## Begin RECORD EXCERPTS
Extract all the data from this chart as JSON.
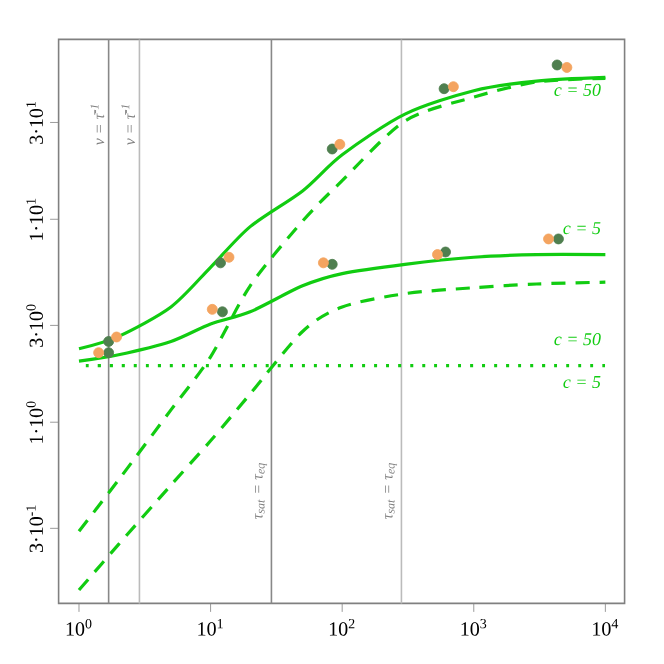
{
  "chart_data": {
    "type": "line",
    "log": "xy",
    "grid": false,
    "xlim": [
      0.7,
      14000
    ],
    "ylim": [
      0.128,
      77
    ],
    "xticks": [
      {
        "value": 1,
        "label": "10$^{0}$"
      },
      {
        "value": 10,
        "label": "10$^{1}$"
      },
      {
        "value": 100,
        "label": "10$^{2}$"
      },
      {
        "value": 1000,
        "label": "10$^{3}$"
      },
      {
        "value": 10000,
        "label": "10$^{4}$"
      }
    ],
    "yticks": [
      {
        "value": 0.3,
        "label": "3·10$^{-1}$"
      },
      {
        "value": 1,
        "label": "1·10$^{0}$"
      },
      {
        "value": 3,
        "label": "3·10$^{0}$"
      },
      {
        "value": 10,
        "label": "1·10$^{1}$"
      },
      {
        "value": 30,
        "label": "3·10$^{1}$"
      }
    ],
    "series": [
      {
        "name": "c = 50",
        "color": "#11cc11",
        "line_style": "solid",
        "marker": "none",
        "x": [
          1,
          2,
          5,
          10,
          20,
          50,
          100,
          300,
          1000,
          3000,
          10000
        ],
        "values": [
          2.3,
          2.65,
          3.7,
          5.8,
          9.2,
          13.8,
          20.8,
          33,
          43,
          48,
          50
        ]
      },
      {
        "color": "#11cc11",
        "line_style": "dashed",
        "marker": "none",
        "x": [
          1,
          2,
          5,
          10,
          20,
          50,
          100,
          300,
          1000,
          3000,
          10000
        ],
        "values": [
          0.29,
          0.52,
          1.15,
          2.1,
          4.7,
          9.8,
          15.5,
          30.5,
          40,
          47.5,
          49.5
        ]
      },
      {
        "name": "c = 5",
        "color": "#11cc11",
        "line_style": "solid",
        "marker": "none",
        "x": [
          1,
          2,
          5,
          10,
          20,
          50,
          100,
          300,
          1000,
          3000,
          10000
        ],
        "values": [
          2.0,
          2.15,
          2.5,
          3.05,
          3.5,
          4.7,
          5.4,
          6.0,
          6.5,
          6.7,
          6.7
        ]
      },
      {
        "color": "#11cc11",
        "line_style": "dashed",
        "marker": "none",
        "x": [
          1,
          2,
          5,
          10,
          20,
          50,
          100,
          300,
          1000,
          3000,
          10000
        ],
        "values": [
          0.149,
          0.25,
          0.49,
          0.81,
          1.38,
          2.8,
          3.7,
          4.3,
          4.6,
          4.8,
          4.9
        ]
      },
      {
        "name": "c = 50",
        "color": "#11cc11",
        "line_style": "dotted",
        "marker": "none",
        "x": [
          1,
          10000
        ],
        "values": [
          1.9,
          1.9
        ]
      },
      {
        "type": "scatter",
        "color": "#4f7f4f",
        "marker": "circle",
        "x": [
          1.68,
          1.68,
          11.9,
          12.3,
          84,
          84,
          595,
          610,
          4300,
          4400
        ],
        "values": [
          2.5,
          2.2,
          6.1,
          3.5,
          22.2,
          6.0,
          44,
          6.9,
          57.6,
          8.0
        ]
      },
      {
        "type": "scatter",
        "color": "#f4a460",
        "marker": "circle",
        "x": [
          1.41,
          1.93,
          13.8,
          10.3,
          96,
          72,
          700,
          530,
          5100,
          3700
        ],
        "values": [
          2.2,
          2.63,
          6.5,
          3.6,
          23.4,
          6.1,
          45,
          6.7,
          56,
          8.0
        ]
      }
    ],
    "ref_lines": [
      {
        "axis": "x",
        "value": 1.68,
        "label": "v = τ̄$^{-1}$",
        "color": "#888888"
      },
      {
        "axis": "x",
        "value": 2.88,
        "label": "v = τ̄$^{-1}$",
        "color": "#bbbbbb"
      },
      {
        "axis": "x",
        "value": 29,
        "label": "τ$_{sat}$ = τ$_{eq}$",
        "color": "#888888"
      },
      {
        "axis": "x",
        "value": 282,
        "label": "τ$_{sat}$ = τ$_{eq}$",
        "color": "#bbbbbb"
      }
    ],
    "annotations": [
      "c = 5"
    ]
  }
}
## End RECORD EXCERPTS
■ TASK PROMPT ■
Quote the records above exactly, leaving out any pictures.

■ EXERCISE RESULT ■
Extract all the data from this chart as JSON.
{
  "chart_data": {
    "type": "line",
    "log": "xy",
    "grid": false,
    "xlim": [
      0.7,
      14000
    ],
    "ylim": [
      0.128,
      77
    ],
    "xticks": [
      {
        "value": 1,
        "label": "10$^{0}$"
      },
      {
        "value": 10,
        "label": "10$^{1}$"
      },
      {
        "value": 100,
        "label": "10$^{2}$"
      },
      {
        "value": 1000,
        "label": "10$^{3}$"
      },
      {
        "value": 10000,
        "label": "10$^{4}$"
      }
    ],
    "yticks": [
      {
        "value": 0.3,
        "label": "3·10$^{-1}$"
      },
      {
        "value": 1,
        "label": "1·10$^{0}$"
      },
      {
        "value": 3,
        "label": "3·10$^{0}$"
      },
      {
        "value": 10,
        "label": "1·10$^{1}$"
      },
      {
        "value": 30,
        "label": "3·10$^{1}$"
      }
    ],
    "series": [
      {
        "name": "c = 50",
        "color": "#11cc11",
        "line_style": "solid",
        "marker": "none",
        "x": [
          1,
          2,
          5,
          10,
          20,
          50,
          100,
          300,
          1000,
          3000,
          10000
        ],
        "values": [
          2.3,
          2.65,
          3.7,
          5.8,
          9.2,
          13.8,
          20.8,
          33,
          43,
          48,
          50
        ]
      },
      {
        "color": "#11cc11",
        "line_style": "dashed",
        "marker": "none",
        "x": [
          1,
          2,
          5,
          10,
          20,
          50,
          100,
          300,
          1000,
          3000,
          10000
        ],
        "values": [
          0.29,
          0.52,
          1.15,
          2.1,
          4.7,
          9.8,
          15.5,
          30.5,
          40,
          47.5,
          49.5
        ]
      },
      {
        "name": "c = 5",
        "color": "#11cc11",
        "line_style": "solid",
        "marker": "none",
        "x": [
          1,
          2,
          5,
          10,
          20,
          50,
          100,
          300,
          1000,
          3000,
          10000
        ],
        "values": [
          2.0,
          2.15,
          2.5,
          3.05,
          3.5,
          4.7,
          5.4,
          6.0,
          6.5,
          6.7,
          6.7
        ]
      },
      {
        "color": "#11cc11",
        "line_style": "dashed",
        "marker": "none",
        "x": [
          1,
          2,
          5,
          10,
          20,
          50,
          100,
          300,
          1000,
          3000,
          10000
        ],
        "values": [
          0.149,
          0.25,
          0.49,
          0.81,
          1.38,
          2.8,
          3.7,
          4.3,
          4.6,
          4.8,
          4.9
        ]
      },
      {
        "name": "c = 50",
        "color": "#11cc11",
        "line_style": "dotted",
        "marker": "none",
        "x": [
          1,
          10000
        ],
        "values": [
          1.9,
          1.9
        ]
      },
      {
        "type": "scatter",
        "color": "#4f7f4f",
        "marker": "circle",
        "x": [
          1.68,
          1.68,
          11.9,
          12.3,
          84,
          84,
          595,
          610,
          4300,
          4400
        ],
        "values": [
          2.5,
          2.2,
          6.1,
          3.5,
          22.2,
          6.0,
          44,
          6.9,
          57.6,
          8.0
        ]
      },
      {
        "type": "scatter",
        "color": "#f4a460",
        "marker": "circle",
        "x": [
          1.41,
          1.93,
          13.8,
          10.3,
          96,
          72,
          700,
          530,
          5100,
          3700
        ],
        "values": [
          2.2,
          2.63,
          6.5,
          3.6,
          23.4,
          6.1,
          45,
          6.7,
          56,
          8.0
        ]
      }
    ],
    "ref_lines": [
      {
        "axis": "x",
        "value": 1.68,
        "label": "v = τ̄$^{-1}$",
        "color": "#888888"
      },
      {
        "axis": "x",
        "value": 2.88,
        "label": "v = τ̄$^{-1}$",
        "color": "#bbbbbb"
      },
      {
        "axis": "x",
        "value": 29,
        "label": "τ$_{sat}$ = τ$_{eq}$",
        "color": "#888888"
      },
      {
        "axis": "x",
        "value": 282,
        "label": "τ$_{sat}$ = τ$_{eq}$",
        "color": "#bbbbbb"
      }
    ],
    "annotations": [
      "c = 5"
    ]
  }
}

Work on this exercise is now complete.